[Problem]: Leave the pictures out. Return all other data exactly.

Dataset items:
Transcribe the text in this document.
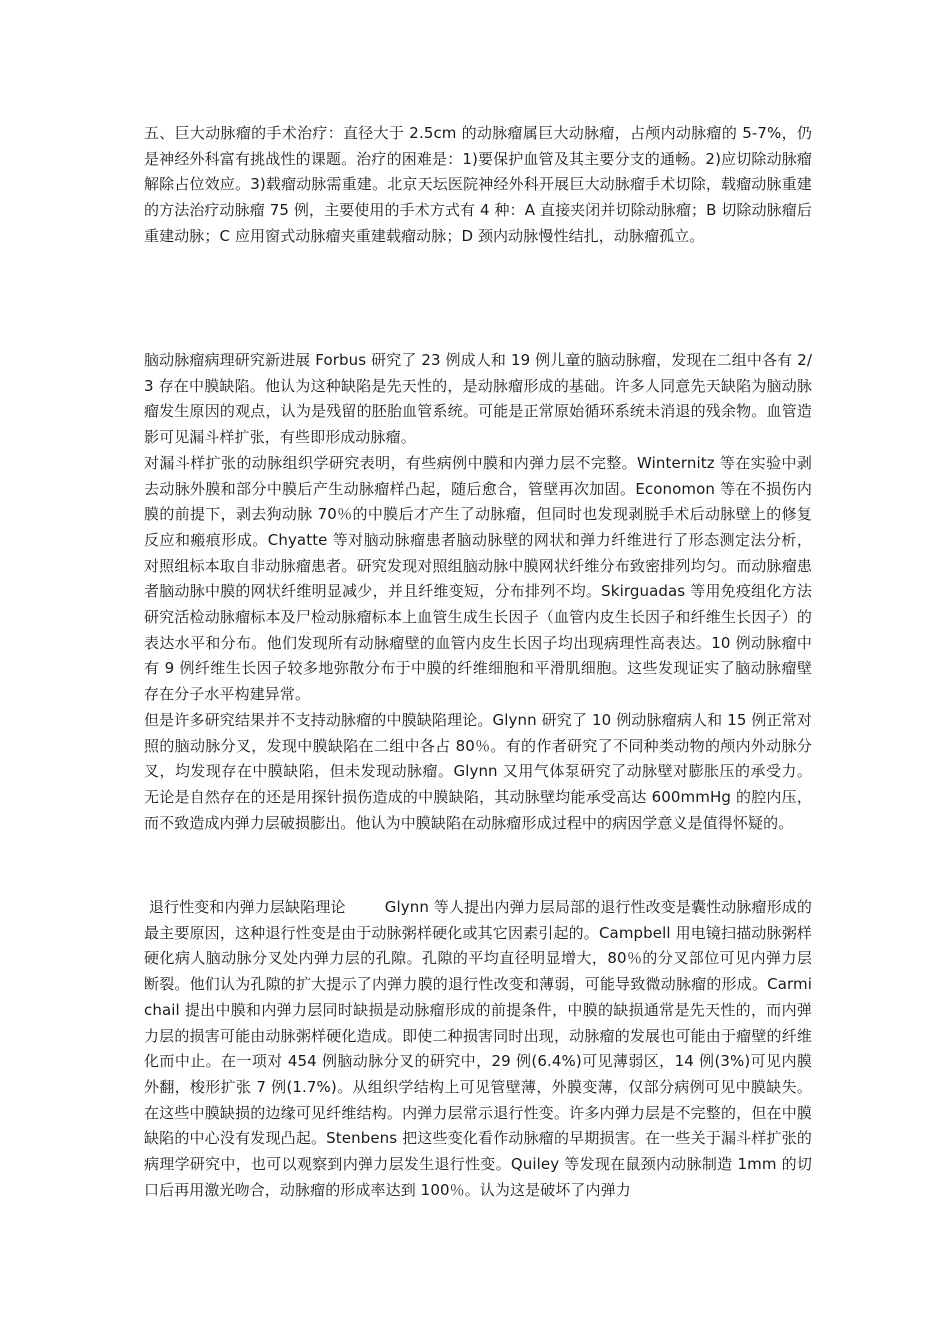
五、巨大动脉瘤的手术治疗：直径大于 2.5cm 的动脉瘤属巨大动脉瘤，占颅内动脉瘤的 5-7%，仍是神经外科富有挑战性的课题。治疗的困难是：1)要保护血管及其主要分支的通畅。2)应切除动脉瘤解除占位效应。3)载瘤动脉需重建。北京天坛医院神经外科开展巨大动脉瘤手术切除，载瘤动脉重建的方法治疗动脉瘤 75 例，主要使用的手术方式有 4 种：A 直接夹闭并切除动脉瘤；B 切除动脉瘤后重建动脉；C 应用窗式动脉瘤夹重建载瘤动脉；D 颈内动脉慢性结扎，动脉瘤孤立。

脑动脉瘤病理研究新进展 Forbus 研究了 23 例成人和 19 例儿童的脑动脉瘤，发现在二组中各有 2/3 存在中膜缺陷。他认为这种缺陷是先天性的，是动脉瘤形成的基础。许多人同意先天缺陷为脑动脉瘤发生原因的观点，认为是残留的胚胎血管系统。可能是正常原始循环系统未消退的残余物。血管造影可见漏斗样扩张，有些即形成动脉瘤。

对漏斗样扩张的动脉组织学研究表明，有些病例中膜和内弹力层不完整。Winternitz 等在实验中剥去动脉外膜和部分中膜后产生动脉瘤样凸起，随后愈合，管壁再次加固。Economon 等在不损伤内膜的前提下，剥去狗动脉 70％的中膜后才产生了动脉瘤，但同时也发现剥脱手术后动脉壁上的修复反应和瘢痕形成。Chyatte 等对脑动脉瘤患者脑动脉壁的网状和弹力纤维进行了形态测定法分析，对照组标本取自非动脉瘤患者。研究发现对照组脑动脉中膜网状纤维分布致密排列均匀。而动脉瘤患者脑动脉中膜的网状纤维明显减少，并且纤维变短，分布排列不均。Skirguadas 等用免疫组化方法研究活检动脉瘤标本及尸检动脉瘤标本上血管生成生长因子（血管内皮生长因子和纤维生长因子）的表达水平和分布。他们发现所有动脉瘤壁的血管内皮生长因子均出现病理性高表达。10 例动脉瘤中有 9 例纤维生长因子较多地弥散分布于中膜的纤维细胞和平滑肌细胞。这些发现证实了脑动脉瘤壁存在分子水平构建异常。

但是许多研究结果并不支持动脉瘤的中膜缺陷理论。Glynn 研究了 10 例动脉瘤病人和 15 例正常对照的脑动脉分叉，发现中膜缺陷在二组中各占 80％。有的作者研究了不同种类动物的颅内外动脉分叉，均发现存在中膜缺陷，但未发现动脉瘤。Glynn 又用气体泵研究了动脉壁对膨胀压的承受力。无论是自然存在的还是用探针损伤造成的中膜缺陷，其动脉壁均能承受高达 600mmHg 的腔内压，而不致造成内弹力层破损膨出。他认为中膜缺陷在动脉瘤形成过程中的病因学意义是值得怀疑的。

退行性变和内弹力层缺陷理论        Glynn 等人提出内弹力层局部的退行性改变是囊性动脉瘤形成的最主要原因，这种退行性变是由于动脉粥样硬化或其它因素引起的。Campbell 用电镜扫描动脉粥样硬化病人脑动脉分叉处内弹力层的孔隙。孔隙的平均直径明显增大，80％的分叉部位可见内弹力层断裂。他们认为孔隙的扩大提示了内弹力膜的退行性改变和薄弱，可能导致微动脉瘤的形成。Carmichail 提出中膜和内弹力层同时缺损是动脉瘤形成的前提条件，中膜的缺损通常是先天性的，而内弹力层的损害可能由动脉粥样硬化造成。即使二种损害同时出现，动脉瘤的发展也可能由于瘤壁的纤维化而中止。在一项对 454 例脑动脉分叉的研究中，29 例(6.4%)可见薄弱区，14 例(3%)可见内膜外翻，梭形扩张 7 例(1.7%)。从组织学结构上可见管壁薄，外膜变薄，仅部分病例可见中膜缺失。在这些中膜缺损的边缘可见纤维结构。内弹力层常示退行性变。许多内弹力层是不完整的，但在中膜缺陷的中心没有发现凸起。Stenbens 把这些变化看作动脉瘤的早期损害。在一些关于漏斗样扩张的病理学研究中，也可以观察到内弹力层发生退行性变。Quiley 等发现在鼠颈内动脉制造 1mm 的切口后再用激光吻合，动脉瘤的形成率达到 100％。认为这是破坏了内弹力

[Exercise response]:
Transcribe the text in this document.
五、巨大动脉瘤的手术治疗：直径大于 2.5cm 的动脉瘤属巨大动脉瘤，占颅内动脉瘤的 5-7%，仍是神经外科富有挑战性的课题。治疗的困难是：1)要保护血管及其主要分支的通畅。2)应切除动脉瘤解除占位效应。3)载瘤动脉需重建。北京天坛医院神经外科开展巨大动脉瘤手术切除，载瘤动脉重建的方法治疗动脉瘤 75 例，主要使用的手术方式有 4 种：A 直接夹闭并切除动脉瘤；B 切除动脉瘤后重建动脉；C 应用窗式动脉瘤夹重建载瘤动脉；D 颈内动脉慢性结扎，动脉瘤孤立。

脑动脉瘤病理研究新进展 Forbus 研究了 23 例成人和 19 例儿童的脑动脉瘤，发现在二组中各有 2/3 存在中膜缺陷。他认为这种缺陷是先天性的，是动脉瘤形成的基础。许多人同意先天缺陷为脑动脉瘤发生原因的观点，认为是残留的胚胎血管系统。可能是正常原始循环系统未消退的残余物。血管造影可见漏斗样扩张，有些即形成动脉瘤。

对漏斗样扩张的动脉组织学研究表明，有些病例中膜和内弹力层不完整。Winternitz 等在实验中剥去动脉外膜和部分中膜后产生动脉瘤样凸起，随后愈合，管壁再次加固。Economon 等在不损伤内膜的前提下，剥去狗动脉 70％的中膜后才产生了动脉瘤，但同时也发现剥脱手术后动脉壁上的修复反应和瘢痕形成。Chyatte 等对脑动脉瘤患者脑动脉壁的网状和弹力纤维进行了形态测定法分析，对照组标本取自非动脉瘤患者。研究发现对照组脑动脉中膜网状纤维分布致密排列均匀。而动脉瘤患者脑动脉中膜的网状纤维明显减少，并且纤维变短，分布排列不均。Skirguadas 等用免疫组化方法研究活检动脉瘤标本及尸检动脉瘤标本上血管生成生长因子（血管内皮生长因子和纤维生长因子）的表达水平和分布。他们发现所有动脉瘤壁的血管内皮生长因子均出现病理性高表达。10 例动脉瘤中有 9 例纤维生长因子较多地弥散分布于中膜的纤维细胞和平滑肌细胞。这些发现证实了脑动脉瘤壁存在分子水平构建异常。

但是许多研究结果并不支持动脉瘤的中膜缺陷理论。Glynn 研究了 10 例动脉瘤病人和 15 例正常对照的脑动脉分叉，发现中膜缺陷在二组中各占 80％。有的作者研究了不同种类动物的颅内外动脉分叉，均发现存在中膜缺陷，但未发现动脉瘤。Glynn 又用气体泵研究了动脉壁对膨胀压的承受力。无论是自然存在的还是用探针损伤造成的中膜缺陷，其动脉壁均能承受高达 600mmHg 的腔内压，而不致造成内弹力层破损膨出。他认为中膜缺陷在动脉瘤形成过程中的病因学意义是值得怀疑的。

退行性变和内弹力层缺陷理论        Glynn 等人提出内弹力层局部的退行性改变是囊性动脉瘤形成的最主要原因，这种退行性变是由于动脉粥样硬化或其它因素引起的。Campbell 用电镜扫描动脉粥样硬化病人脑动脉分叉处内弹力层的孔隙。孔隙的平均直径明显增大，80％的分叉部位可见内弹力层断裂。他们认为孔隙的扩大提示了内弹力膜的退行性改变和薄弱，可能导致微动脉瘤的形成。Carmichail 提出中膜和内弹力层同时缺损是动脉瘤形成的前提条件，中膜的缺损通常是先天性的，而内弹力层的损害可能由动脉粥样硬化造成。即使二种损害同时出现，动脉瘤的发展也可能由于瘤壁的纤维化而中止。在一项对 454 例脑动脉分叉的研究中，29 例(6.4%)可见薄弱区，14 例(3%)可见内膜外翻，梭形扩张 7 例(1.7%)。从组织学结构上可见管壁薄，外膜变薄，仅部分病例可见中膜缺失。在这些中膜缺损的边缘可见纤维结构。内弹力层常示退行性变。许多内弹力层是不完整的，但在中膜缺陷的中心没有发现凸起。Stenbens 把这些变化看作动脉瘤的早期损害。在一些关于漏斗样扩张的病理学研究中，也可以观察到内弹力层发生退行性变。Quiley 等发现在鼠颈内动脉制造 1mm 的切口后再用激光吻合，动脉瘤的形成率达到 100％。认为这是破坏了内弹力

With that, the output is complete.